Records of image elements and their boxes
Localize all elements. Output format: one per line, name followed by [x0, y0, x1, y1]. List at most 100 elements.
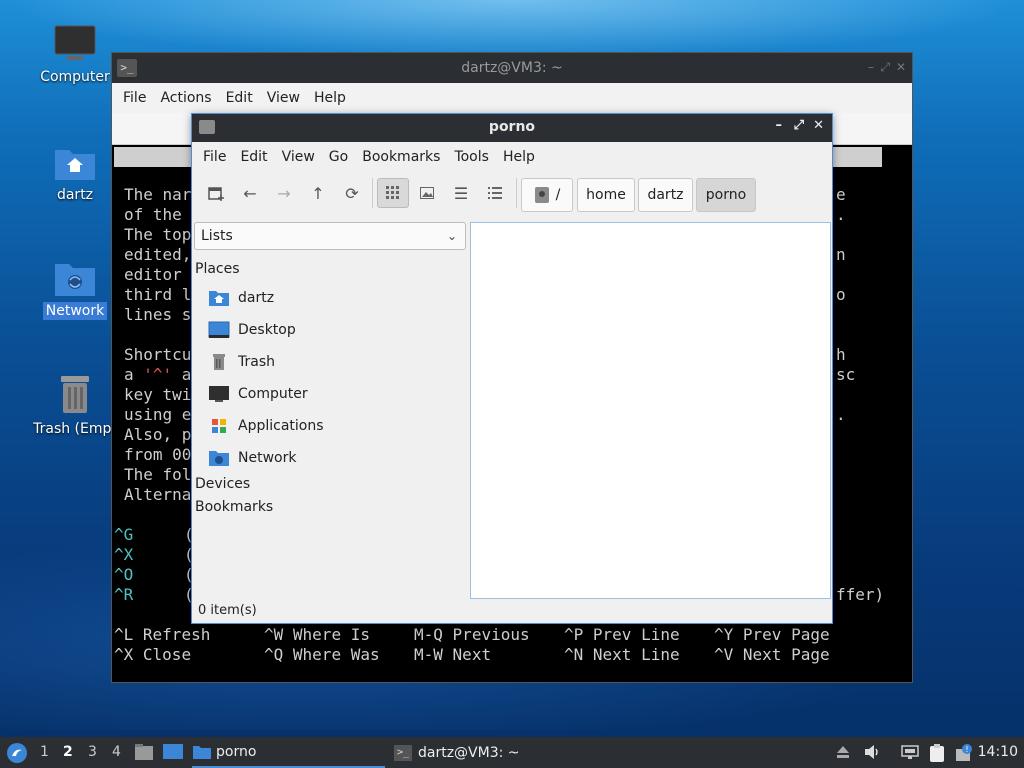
bookmarks-header[interactable]: Bookmarks [195, 499, 273, 515]
task-porno[interactable]: porno [192, 737, 385, 768]
terminal-line: Alterna [124, 485, 192, 504]
sidebar-item-dartz[interactable]: dartz [208, 286, 274, 310]
path-crumb-label: home [586, 187, 626, 203]
footer-label: Where Is [292, 625, 370, 644]
path-crumb-porno[interactable]: porno [696, 178, 756, 212]
footer-label: Previous [452, 625, 530, 644]
path-crumb-label: dartz [647, 187, 684, 203]
sidebar-item-desktop[interactable]: Desktop [208, 318, 296, 342]
footer-key: ^X [114, 645, 134, 664]
fm-menu-help[interactable]: Help [496, 149, 542, 165]
path-crumb-home[interactable]: home [577, 178, 635, 212]
new-tab-icon[interactable] [200, 178, 232, 208]
terminal-titlebar[interactable]: >_ dartz@VM3: ~ – ⤢ ✕ [112, 53, 912, 83]
folder-content-view[interactable] [470, 222, 831, 599]
terminal-fragment: ffer) [836, 585, 885, 604]
desktop-icon-computer[interactable]: Computer [30, 24, 120, 86]
show-desktop-icon[interactable] [162, 743, 184, 761]
fm-menu-file[interactable]: File [196, 149, 233, 165]
path-crumb-label: porno [705, 187, 747, 203]
file-manager-launcher-icon[interactable] [134, 743, 154, 761]
reload-icon[interactable]: ⟳ [336, 178, 368, 208]
terminal-line: The nar [124, 185, 192, 204]
places-header: Places [195, 261, 240, 277]
desktop-icon-network[interactable]: Network [30, 258, 120, 320]
sidebar-item-label: Trash [238, 354, 275, 370]
nano-footer-item: ^N Next Line [564, 645, 680, 665]
terminal-menu-help[interactable]: Help [307, 90, 353, 106]
nano-footer-item: ^X Close [114, 645, 191, 665]
fm-menu-edit[interactable]: Edit [233, 149, 274, 165]
sidebar-item-label: Desktop [238, 322, 296, 338]
trash-icon [61, 376, 89, 413]
footer-label: Prev Line [592, 625, 680, 644]
sidebar-item-trash[interactable]: Trash [208, 350, 275, 374]
clipboard-icon[interactable] [928, 743, 946, 763]
terminal-menu-file[interactable]: File [116, 90, 153, 106]
desktop-icon-trash[interactable]: Trash (Empt [30, 374, 120, 438]
workspace-3[interactable]: 3 [88, 744, 97, 760]
sidebar-item-label: dartz [238, 290, 275, 306]
start-menu-icon[interactable] [6, 742, 28, 764]
network-status-icon[interactable] [900, 743, 920, 761]
sidebar-item-network[interactable]: Network [208, 446, 296, 470]
svg-text:!: ! [965, 745, 968, 754]
sidebar-item-applications[interactable]: Applications [208, 414, 324, 438]
clock[interactable]: 14:10 [978, 744, 1018, 760]
nano-footer-item: ^Y Prev Page [714, 625, 830, 645]
compact-view-icon[interactable]: ☰ [445, 178, 477, 208]
terminal-line: lines s [124, 305, 192, 324]
home-folder-icon [209, 291, 229, 306]
workspace-2[interactable]: 2 [63, 744, 73, 760]
close-icon[interactable]: ✕ [896, 60, 906, 74]
terminal-line: Also, p [124, 425, 192, 444]
desktop-icon-label: dartz [56, 187, 94, 203]
back-arrow-icon[interactable]: ← [234, 178, 266, 208]
desktop-icon-label: Trash (Empt [33, 421, 117, 437]
sidebar-item-computer[interactable]: Computer [208, 382, 308, 406]
monitor-icon [54, 25, 96, 60]
file-manager-window[interactable]: porno – ⤢ ✕ File Edit View Go Bookmarks … [191, 113, 833, 624]
thumbnail-view-icon[interactable] [411, 178, 443, 208]
terminal-line-caret: a '^' a [124, 365, 191, 385]
workspace-4[interactable]: 4 [112, 744, 121, 760]
shortcut-key: ^G [114, 525, 134, 544]
minimize-icon[interactable]: – [868, 60, 874, 74]
forward-arrow-icon[interactable]: → [268, 178, 300, 208]
nano-footer-item: ^L Refresh [114, 625, 210, 645]
terminal-line: key twi [124, 385, 192, 404]
maximize-icon[interactable]: ⤢ [794, 118, 804, 133]
terminal-line: Shortcu [124, 345, 192, 364]
footer-label: Where Was [292, 645, 380, 664]
up-arrow-icon[interactable]: ↑ [302, 178, 334, 208]
icon-view-icon[interactable] [377, 178, 409, 208]
fm-menu-tools[interactable]: Tools [447, 149, 496, 165]
fm-menu-go[interactable]: Go [322, 149, 355, 165]
volume-icon[interactable] [863, 743, 881, 761]
terminal-menu-edit[interactable]: Edit [219, 90, 260, 106]
devices-header[interactable]: Devices [195, 476, 250, 492]
wallpaper-highlight [0, 0, 1024, 60]
footer-key: ^N [564, 645, 584, 664]
desktop-icon-home[interactable]: dartz [30, 142, 120, 204]
desktop-icon [208, 321, 230, 338]
path-crumb-dartz[interactable]: dartz [638, 178, 693, 212]
footer-label: Prev Page [742, 625, 830, 644]
terminal-menu-actions[interactable]: Actions [153, 90, 218, 106]
close-icon[interactable]: ✕ [813, 118, 824, 133]
fm-menu-view[interactable]: View [275, 149, 322, 165]
updates-icon[interactable]: ! [954, 743, 974, 763]
eject-icon[interactable] [836, 743, 850, 761]
minimize-icon[interactable]: – [776, 118, 783, 133]
path-crumb-root[interactable]: / [521, 178, 573, 212]
task-terminal[interactable]: >_ dartz@VM3: ~ [394, 737, 587, 768]
detail-view-icon[interactable] [479, 178, 511, 208]
maximize-icon[interactable]: ⤢ [880, 60, 890, 75]
terminal-fragment: sc [836, 365, 856, 384]
fm-menu-bookmarks[interactable]: Bookmarks [355, 149, 447, 165]
file-manager-titlebar[interactable]: porno – ⤢ ✕ [192, 114, 832, 142]
workspace-1[interactable]: 1 [40, 744, 49, 760]
terminal-menu-view[interactable]: View [260, 90, 307, 106]
file-manager-title: porno [488, 119, 536, 135]
side-pane-mode-select[interactable]: Lists ⌄ [194, 222, 466, 250]
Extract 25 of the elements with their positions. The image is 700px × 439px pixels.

*Given task*: Reproduce word for word the lines of the records beginning with the line that contains "bookmarks-header[interactable]: Bookmarks [195, 499, 273, 515]" and continuing through the line that contains "footer-label: Where Is [292, 625, 370, 644]", both included.

*Exercise result*:
bookmarks-header[interactable]: Bookmarks [195, 499, 273, 515]
task-porno[interactable]: porno [192, 737, 385, 768]
terminal-line: Alterna [124, 485, 192, 504]
sidebar-item-dartz[interactable]: dartz [208, 286, 274, 310]
path-crumb-label: home [586, 187, 626, 203]
footer-label: Where Is [292, 625, 370, 644]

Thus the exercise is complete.